In your copy, leave out the pictures and repeat the entries below exactly.

** Start of Source data **

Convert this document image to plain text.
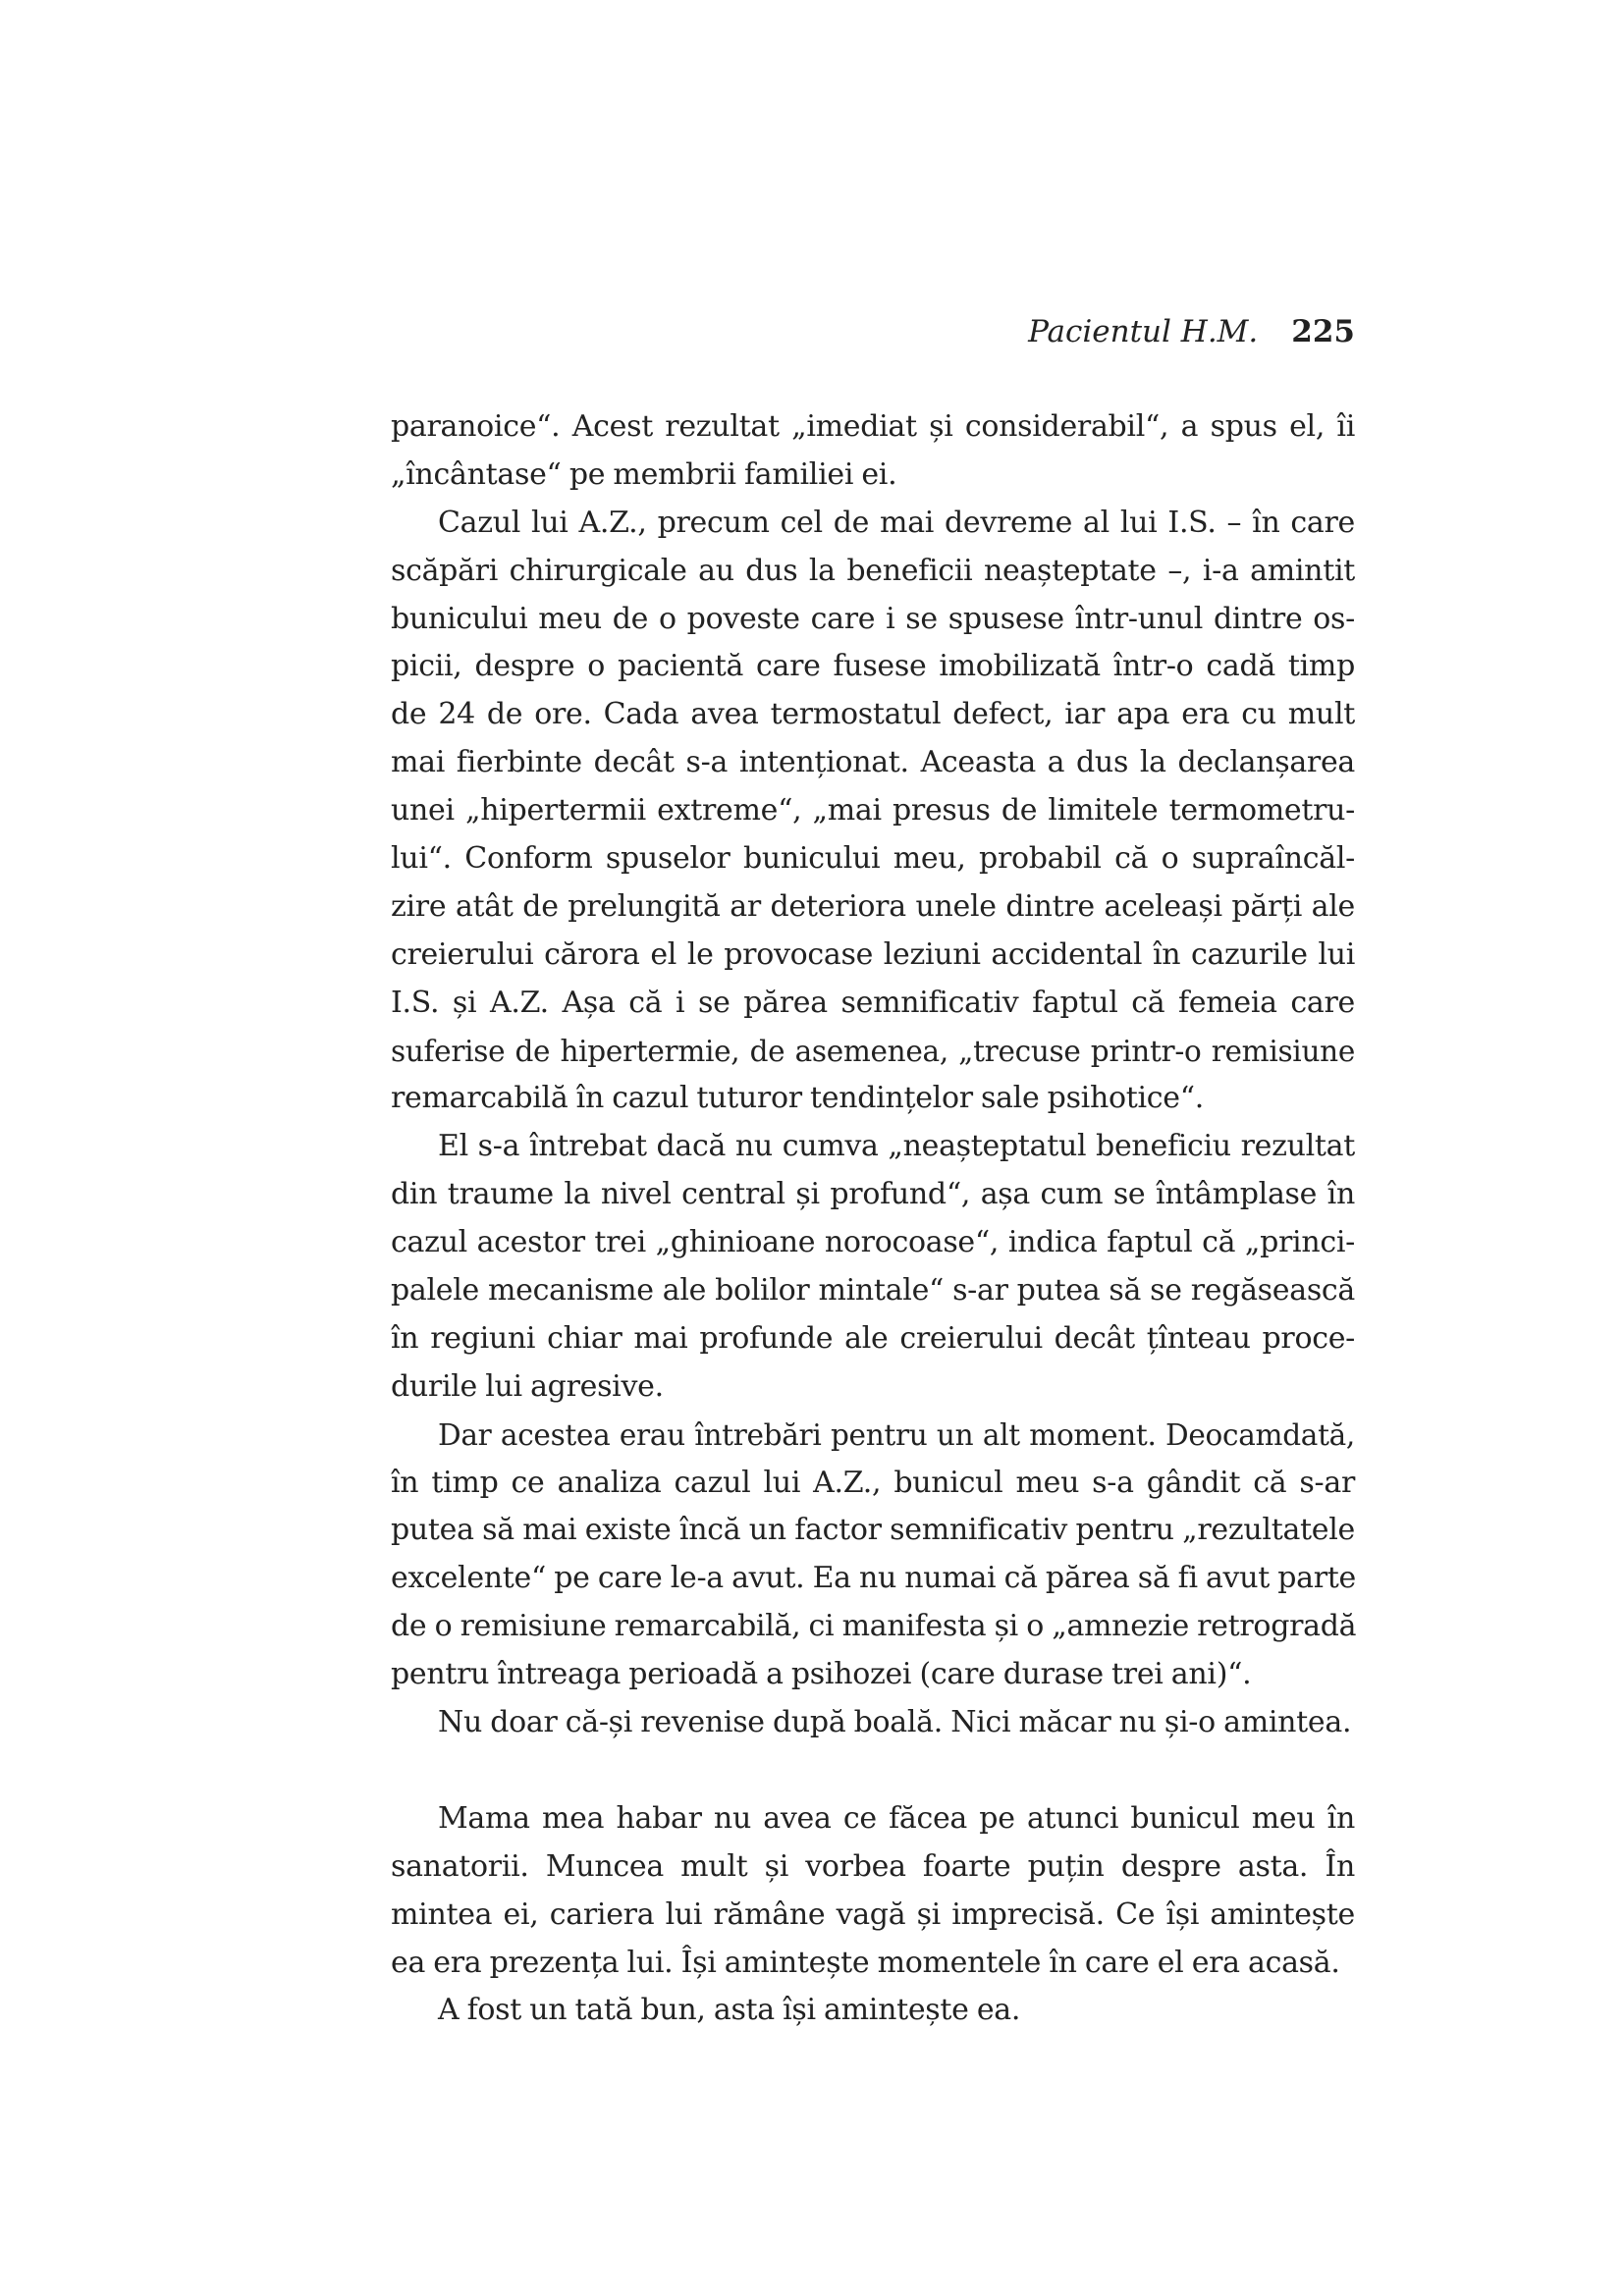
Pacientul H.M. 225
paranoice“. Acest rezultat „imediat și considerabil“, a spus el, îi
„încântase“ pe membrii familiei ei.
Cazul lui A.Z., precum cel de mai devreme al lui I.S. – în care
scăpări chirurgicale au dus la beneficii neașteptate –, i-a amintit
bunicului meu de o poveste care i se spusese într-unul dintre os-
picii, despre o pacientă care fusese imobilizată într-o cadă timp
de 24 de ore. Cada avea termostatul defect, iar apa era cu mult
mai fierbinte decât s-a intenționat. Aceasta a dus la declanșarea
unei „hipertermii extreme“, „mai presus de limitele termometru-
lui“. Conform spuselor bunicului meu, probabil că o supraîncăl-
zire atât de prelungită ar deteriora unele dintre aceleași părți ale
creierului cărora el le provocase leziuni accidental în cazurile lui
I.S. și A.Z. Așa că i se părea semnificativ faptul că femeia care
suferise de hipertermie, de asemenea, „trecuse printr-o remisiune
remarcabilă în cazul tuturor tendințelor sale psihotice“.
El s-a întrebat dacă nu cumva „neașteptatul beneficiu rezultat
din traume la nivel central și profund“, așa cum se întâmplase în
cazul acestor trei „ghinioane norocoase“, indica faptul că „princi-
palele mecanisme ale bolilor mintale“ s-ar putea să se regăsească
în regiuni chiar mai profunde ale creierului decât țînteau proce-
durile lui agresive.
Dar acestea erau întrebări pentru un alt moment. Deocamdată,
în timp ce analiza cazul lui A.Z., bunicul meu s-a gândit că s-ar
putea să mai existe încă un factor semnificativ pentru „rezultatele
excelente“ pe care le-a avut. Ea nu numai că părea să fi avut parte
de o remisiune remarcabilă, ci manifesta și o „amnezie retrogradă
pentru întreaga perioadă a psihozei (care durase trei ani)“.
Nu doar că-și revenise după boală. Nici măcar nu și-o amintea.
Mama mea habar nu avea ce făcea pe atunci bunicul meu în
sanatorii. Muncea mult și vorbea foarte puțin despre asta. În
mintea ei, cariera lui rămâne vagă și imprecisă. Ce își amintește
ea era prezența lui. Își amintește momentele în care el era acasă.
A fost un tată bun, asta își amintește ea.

** End of Source data **

### Result for this task:
Convert this document image to plain text.
Pacientul H.M. 225
paranoice“. Acest rezultat „imediat și considerabil“, a spus el, îi
„încântase“ pe membrii familiei ei.
Cazul lui A.Z., precum cel de mai devreme al lui I.S. – în care
scăpări chirurgicale au dus la beneficii neașteptate –, i-a amintit
bunicului meu de o poveste care i se spusese într-unul dintre os-
picii, despre o pacientă care fusese imobilizată într-o cadă timp
de 24 de ore. Cada avea termostatul defect, iar apa era cu mult
mai fierbinte decât s-a intenționat. Aceasta a dus la declanșarea
unei „hipertermii extreme“, „mai presus de limitele termometru-
lui“. Conform spuselor bunicului meu, probabil că o supraîncăl-
zire atât de prelungită ar deteriora unele dintre aceleași părți ale
creierului cărora el le provocase leziuni accidental în cazurile lui
I.S. și A.Z. Așa că i se părea semnificativ faptul că femeia care
suferise de hipertermie, de asemenea, „trecuse printr-o remisiune
remarcabilă în cazul tuturor tendințelor sale psihotice“.
El s-a întrebat dacă nu cumva „neașteptatul beneficiu rezultat
din traume la nivel central și profund“, așa cum se întâmplase în
cazul acestor trei „ghinioane norocoase“, indica faptul că „princi-
palele mecanisme ale bolilor mintale“ s-ar putea să se regăsească
în regiuni chiar mai profunde ale creierului decât țînteau proce-
durile lui agresive.
Dar acestea erau întrebări pentru un alt moment. Deocamdată,
în timp ce analiza cazul lui A.Z., bunicul meu s-a gândit că s-ar
putea să mai existe încă un factor semnificativ pentru „rezultatele
excelente“ pe care le-a avut. Ea nu numai că părea să fi avut parte
de o remisiune remarcabilă, ci manifesta și o „amnezie retrogradă
pentru întreaga perioadă a psihozei (care durase trei ani)“.
Nu doar că-și revenise după boală. Nici măcar nu și-o amintea.
Mama mea habar nu avea ce făcea pe atunci bunicul meu în
sanatorii. Muncea mult și vorbea foarte puțin despre asta. În
mintea ei, cariera lui rămâne vagă și imprecisă. Ce își amintește
ea era prezența lui. Își amintește momentele în care el era acasă.
A fost un tată bun, asta își amintește ea.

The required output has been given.